SELECTION:

The Government Performance and Results Act: Lessons for State and Local Governments.

AuthorAshbaugh, Sam

The Government Performance and Results Act sought to address a broad range of concerns about federal government accountability and performance. This article provides an overview of the Act, its relation to previous federal reform efforts, and discusses how state and local governments can learn from the federal experience.

Performance measurement is increasingly seen as a way to improve resource allocation decisions for government at all levels. Congress enacted the Government Performance and Results Act (GPRA) in 1993 to improve the effectiveness and efficiency of federal programs by establishing a system to establish goals for program performance and to measure the results. A driving force behind the initiative was the belief that a lack of precise goals and performance information on the results of programs was hindering federal managers from optimizing resource utilization. The lack of information also frustrated congressional policymaking, spending decisions, and oversight.

While GPRA was initially received with the same skepticism as previous management reform initiatives in the federal government (Exhibit 1), its proponents quickly sought to demonstrate how the Act avoided some of the problems that plagued earlier reform efforts.

While each of the previous federal initiatives have been regarded as falling short of achieving their intended goals, as part of its analysis of GPRA implementation, the General Accounting Office (GAO) has stated that it is important to recognize that each of the initiatives have provided a significant contribution to the reform movement. In particular, several common themes are critical to the success of the Act: 1) such as attempts to link planning and budgeting must include executive and legislative branch collaboration, and 2) the idea that performance measurement/ budgeting is continuously evolving. [1] This article will describe the motivating factors for the GPRA legislation, provide an overview of its provisions, discuss its divergence from prior reform efforts, and attempt to provide state and local officials with ideas to design and implement their own initiatives based on the experience of the federal government.

Purpose/Goal

The GPRA law was enacted in August 1993 with bipartisan support. One of its intended purposes was to improve citizen confidence in government by holding agencies accountable for program results. This in itself was a radical change for agencies, managers, and staff accustomed to focusing on measuring inputs and merely describing their programs and activities. The Act also sought to encourage reform through a series of pilot projects focused on setting goals, measuring performance, and reporting the progress against goals. Promoting a focus on results, improving the quality of services, and measuring customer/citizen satisfaction with government services were important elements of the Act. Other purposes include improving the delivery of services by not only requiring that managers establish plans for meeting their goals/objectives, but also by providing feedback to managers regarding actual program results and quality. A final and important goal was to enhance decision-making processes by disseminating inform ation related to the efficiency and effectiveness of federal programs, in addition to agency progress in meeting its objectives.

Stored data
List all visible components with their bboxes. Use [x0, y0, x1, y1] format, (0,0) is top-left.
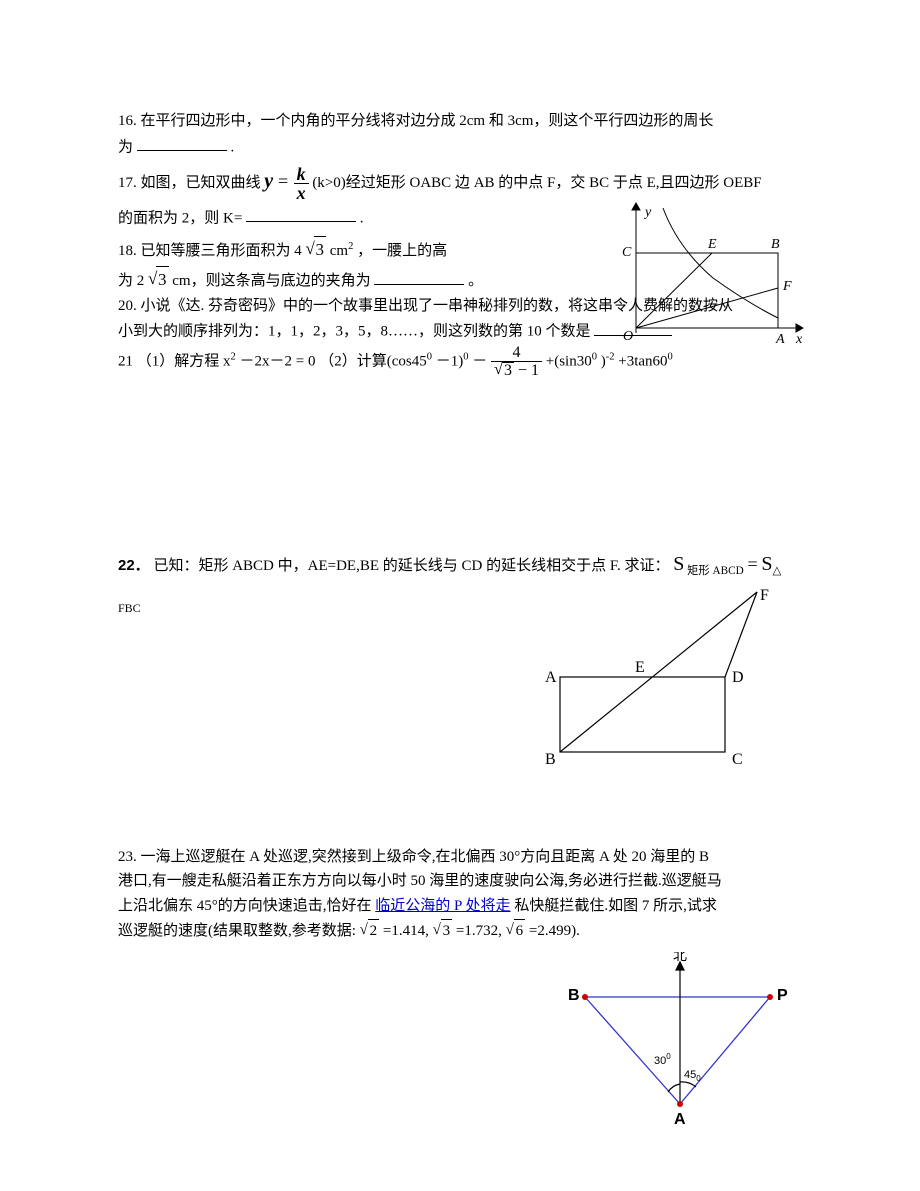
q21-fn: 4: [491, 345, 542, 362]
q21-s1: 2: [231, 351, 236, 362]
q21-m2: －1): [436, 353, 464, 369]
fig17-A: A: [775, 332, 785, 347]
f23-30: 300: [654, 1052, 671, 1067]
q18-l2a: 为 2: [118, 273, 144, 289]
q23-l3: 上沿北偏东 45°的方向快速追击,恰好在 临近公海的 P 处将走 私快艇拦截住.…: [118, 895, 805, 918]
q23-link[interactable]: 临近公海的 P 处将走: [375, 898, 510, 914]
blank-18: [374, 269, 464, 286]
f23-45: 450: [684, 1069, 701, 1083]
fig17-C: C: [622, 245, 632, 260]
q22-line1: 22． 已知：矩形 ABCD 中，AE=DE,BE 的延长线与 CD 的延长线相…: [118, 549, 805, 579]
q17-pre: 17. 如图，已知双曲线: [118, 174, 264, 190]
q18-l1b: cm: [330, 243, 348, 259]
q17-period: .: [360, 210, 364, 226]
q21-s0c: 0: [592, 351, 597, 362]
fig17-F: F: [782, 279, 792, 294]
q21-minus: －: [472, 353, 491, 369]
q21: 21 （1）解方程 x2 －2x－2 = 0 （2）计算(cos450 －1)0…: [118, 345, 805, 379]
q22-S2: S: [761, 553, 772, 575]
q17-l2a: 的面积为 2，则 K=: [118, 210, 242, 226]
q17-eq: =: [277, 170, 294, 190]
figure-23: 北 B P A 300 450: [540, 952, 810, 1132]
q21-m1: －2x－2 = 0 （2）计算(cos45: [240, 353, 427, 369]
q21-s0a: 0: [427, 351, 432, 362]
q21-s0b: 0: [463, 351, 468, 362]
q18-l1a: 18. 已知等腰三角形面积为 4: [118, 243, 302, 259]
q23-l2: 港口,有一艘走私艇沿着正东方方向以每小时 50 海里的速度驶向公海,务必进行拦截…: [118, 870, 805, 893]
q23-t1: 23. 一海上巡逻艇在 A 处巡逻,突然接到上级命令,在北偏西 30°方向且距离…: [118, 849, 709, 865]
q18-sup2: 2: [348, 241, 353, 252]
q23-v2: =1.732,: [456, 923, 502, 939]
fig23-svg: 北 B P A 300 450: [540, 952, 810, 1132]
sqrt-18-1: 3: [306, 236, 327, 263]
f22-B: B: [545, 751, 556, 768]
q16-period: .: [231, 139, 235, 155]
fig17-B: B: [771, 237, 780, 252]
f22-D: D: [732, 669, 744, 686]
q23-v1: =1.414,: [383, 923, 429, 939]
f23-B: B: [568, 987, 580, 1004]
q22-S1s: 矩形 ABCD: [684, 565, 743, 577]
q21-frac: 4 3 − 1: [491, 345, 542, 379]
fig17-x: x: [795, 332, 803, 347]
q16-line2: 为 .: [118, 135, 805, 159]
q23-t2: 港口,有一艘走私艇沿着正东方方向以每小时 50 海里的速度驶向公海,务必进行拦截…: [118, 873, 722, 889]
q17-line1: 17. 如图，已知双曲线 y = k x (k>0)经过矩形 OABC 边 AB…: [118, 165, 805, 202]
fig17-O: O: [623, 329, 633, 344]
q21-fd: 3 − 1: [491, 362, 542, 379]
q23-t3b: 私快艇拦截住.如图 7 所示,试求: [514, 898, 717, 914]
figure-17: y x O C B A E F: [608, 198, 808, 348]
q17-k: k: [294, 165, 309, 184]
q22-ta: 已知：矩形 ABCD 中，AE=DE,BE 的延长线与 CD 的延长线相交于点 …: [153, 558, 669, 574]
q21-rest: − 1: [514, 362, 539, 379]
q18-end: 。: [468, 273, 483, 289]
q18-l1c: ，一腰上的高: [357, 243, 447, 259]
q20-l2: 小到大的顺序排列为：1，1，2，3，5，8……，则这列数的第 10 个数是: [118, 324, 591, 340]
sqrt-23-3: 6: [506, 919, 526, 943]
f23-A: A: [674, 1111, 686, 1128]
f23-north: 北: [673, 952, 687, 964]
q17-mid: (k>0)经过矩形 OABC 边 AB 的中点 F，交 BC 于点 E,且四边形…: [312, 174, 761, 190]
q16-text-b: 为: [118, 139, 133, 155]
q22-eq: =: [747, 554, 757, 574]
q23-t3a: 上沿北偏东 45°的方向快速追击,恰好在: [118, 898, 372, 914]
f23-P: P: [777, 987, 788, 1004]
q22-num: 22．: [118, 557, 150, 574]
fig17-y: y: [643, 205, 652, 220]
q21-sqrt: 3: [494, 362, 514, 379]
q23-t4a: 巡逻艇的速度(结果取整数,参考数据:: [118, 923, 356, 939]
blank-17: [246, 206, 356, 223]
fig22-svg: A E D F B C: [520, 582, 780, 782]
f22-A: A: [545, 669, 557, 686]
q22-fbc: FBC: [118, 601, 141, 615]
blank-16: [137, 135, 227, 152]
figure-22: A E D F B C: [520, 582, 780, 782]
q17-frac: k x: [294, 165, 309, 202]
q17-y: y: [264, 169, 273, 191]
q23-l4: 巡逻艇的速度(结果取整数,参考数据: 2 =1.414, 3 =1.732, 6…: [118, 919, 805, 943]
sqrt-23-2: 3: [433, 919, 453, 943]
q17-x: x: [294, 184, 309, 202]
q21-after: +(sin30: [546, 353, 592, 369]
fig17-E: E: [707, 237, 717, 252]
q21-plus: +3tan60: [618, 353, 667, 369]
fig17-svg: y x O C B A E F: [608, 198, 808, 348]
f22-F: F: [760, 587, 769, 604]
q21-s0d: 0: [668, 351, 673, 362]
q23-v3: =2.499).: [529, 923, 580, 939]
f22-E: E: [635, 659, 645, 676]
q21-pre: 21 （1）解方程 x: [118, 353, 231, 369]
sqrt-23-1: 2: [360, 919, 380, 943]
q21-sm2: -2: [606, 351, 615, 362]
q23-l1: 23. 一海上巡逻艇在 A 处巡逻,突然接到上级命令,在北偏西 30°方向且距离…: [118, 846, 805, 869]
q22-S1: S: [673, 553, 684, 575]
q22-S2s: △: [773, 565, 782, 577]
f22-C: C: [732, 751, 743, 768]
q18-l2b: cm，则这条高与底边的夹角为: [172, 273, 370, 289]
sqrt-18-2: 3: [148, 266, 169, 293]
q16-text-a: 16. 在平行四边形中，一个内角的平分线将对边分成 2cm 和 3cm，则这个平…: [118, 113, 713, 129]
q16-line1: 16. 在平行四边形中，一个内角的平分线将对边分成 2cm 和 3cm，则这个平…: [118, 110, 805, 133]
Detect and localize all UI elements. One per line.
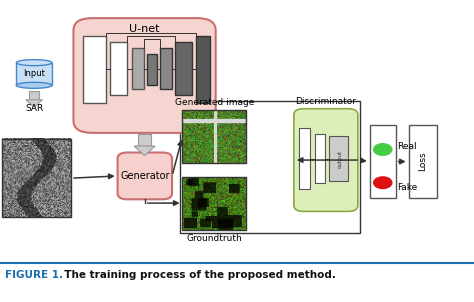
FancyBboxPatch shape <box>73 18 216 133</box>
Bar <box>16 63 52 85</box>
Bar <box>2 139 71 217</box>
Text: Fake: Fake <box>397 183 418 192</box>
Bar <box>147 54 157 85</box>
Circle shape <box>374 144 392 155</box>
Polygon shape <box>138 134 151 146</box>
Polygon shape <box>26 100 43 107</box>
Bar <box>409 125 437 198</box>
Bar <box>182 110 246 163</box>
Circle shape <box>374 177 392 188</box>
Polygon shape <box>29 91 39 100</box>
Text: Discriminator: Discriminator <box>295 97 356 106</box>
Bar <box>299 128 310 189</box>
Bar <box>370 125 396 198</box>
Text: Real: Real <box>397 142 417 151</box>
Text: SAR: SAR <box>25 104 43 113</box>
Text: output: output <box>337 149 342 168</box>
Text: Input: Input <box>23 69 45 79</box>
Bar <box>329 136 348 181</box>
Bar <box>110 42 127 95</box>
Text: Loss: Loss <box>419 152 427 171</box>
Text: FIGURE 1.: FIGURE 1. <box>5 270 63 280</box>
Bar <box>175 42 192 95</box>
Bar <box>83 36 106 103</box>
Text: Generator: Generator <box>120 171 170 181</box>
Bar <box>182 177 246 230</box>
Bar <box>315 134 325 183</box>
FancyBboxPatch shape <box>118 153 172 199</box>
Bar <box>160 48 172 89</box>
Ellipse shape <box>16 82 52 88</box>
FancyBboxPatch shape <box>294 109 358 211</box>
Ellipse shape <box>16 59 52 66</box>
Polygon shape <box>134 146 155 156</box>
Text: U-net: U-net <box>129 24 160 34</box>
Bar <box>132 48 144 89</box>
Bar <box>196 36 210 103</box>
Text: Groundtruth: Groundtruth <box>187 234 242 243</box>
Bar <box>180 101 360 233</box>
Text: Generated image: Generated image <box>175 98 254 107</box>
Text: The training process of the proposed method.: The training process of the proposed met… <box>57 270 336 280</box>
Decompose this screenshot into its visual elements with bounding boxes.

TASK SET:
1. Please answer these questions from the GPRA article above:
(a) In what year did Congress enact the Government Performance and Results Act?
(b) Which office stated that each previous initiative made a significant contribution to the reform movement?
(c) What were the pilot projects under the Act focused on?
2. Turn the paragraph of the GPRA article that begins "The GPRA law was enacted in August 1993" into a short bulleted list that keeps its main facts.

SOLVED PROBLEMS:
1.
(a) 1993
(b) The General Accounting Office (GAO)
(c) Setting goals, measuring performance, and reporting the progress against goals

2.
- Enacted in August 1993 with bipartisan support.
- Aimed to improve citizen confidence in government by holding agencies accountable for program results, a radical change for agencies used to measuring inputs and describing activities.
- Encouraged reform through pilot projects on setting goals, measuring performance, and reporting progress against goals.
- Promoted a focus on results, better service quality, and measurement of customer/citizen satisfaction.
- Sought better service delivery by requiring managers to plan for meeting goals and giving them feedback on actual results and quality.
- Aimed to improve decision-making by sharing information on program efficiency and effectiveness and on agency progress toward objectives.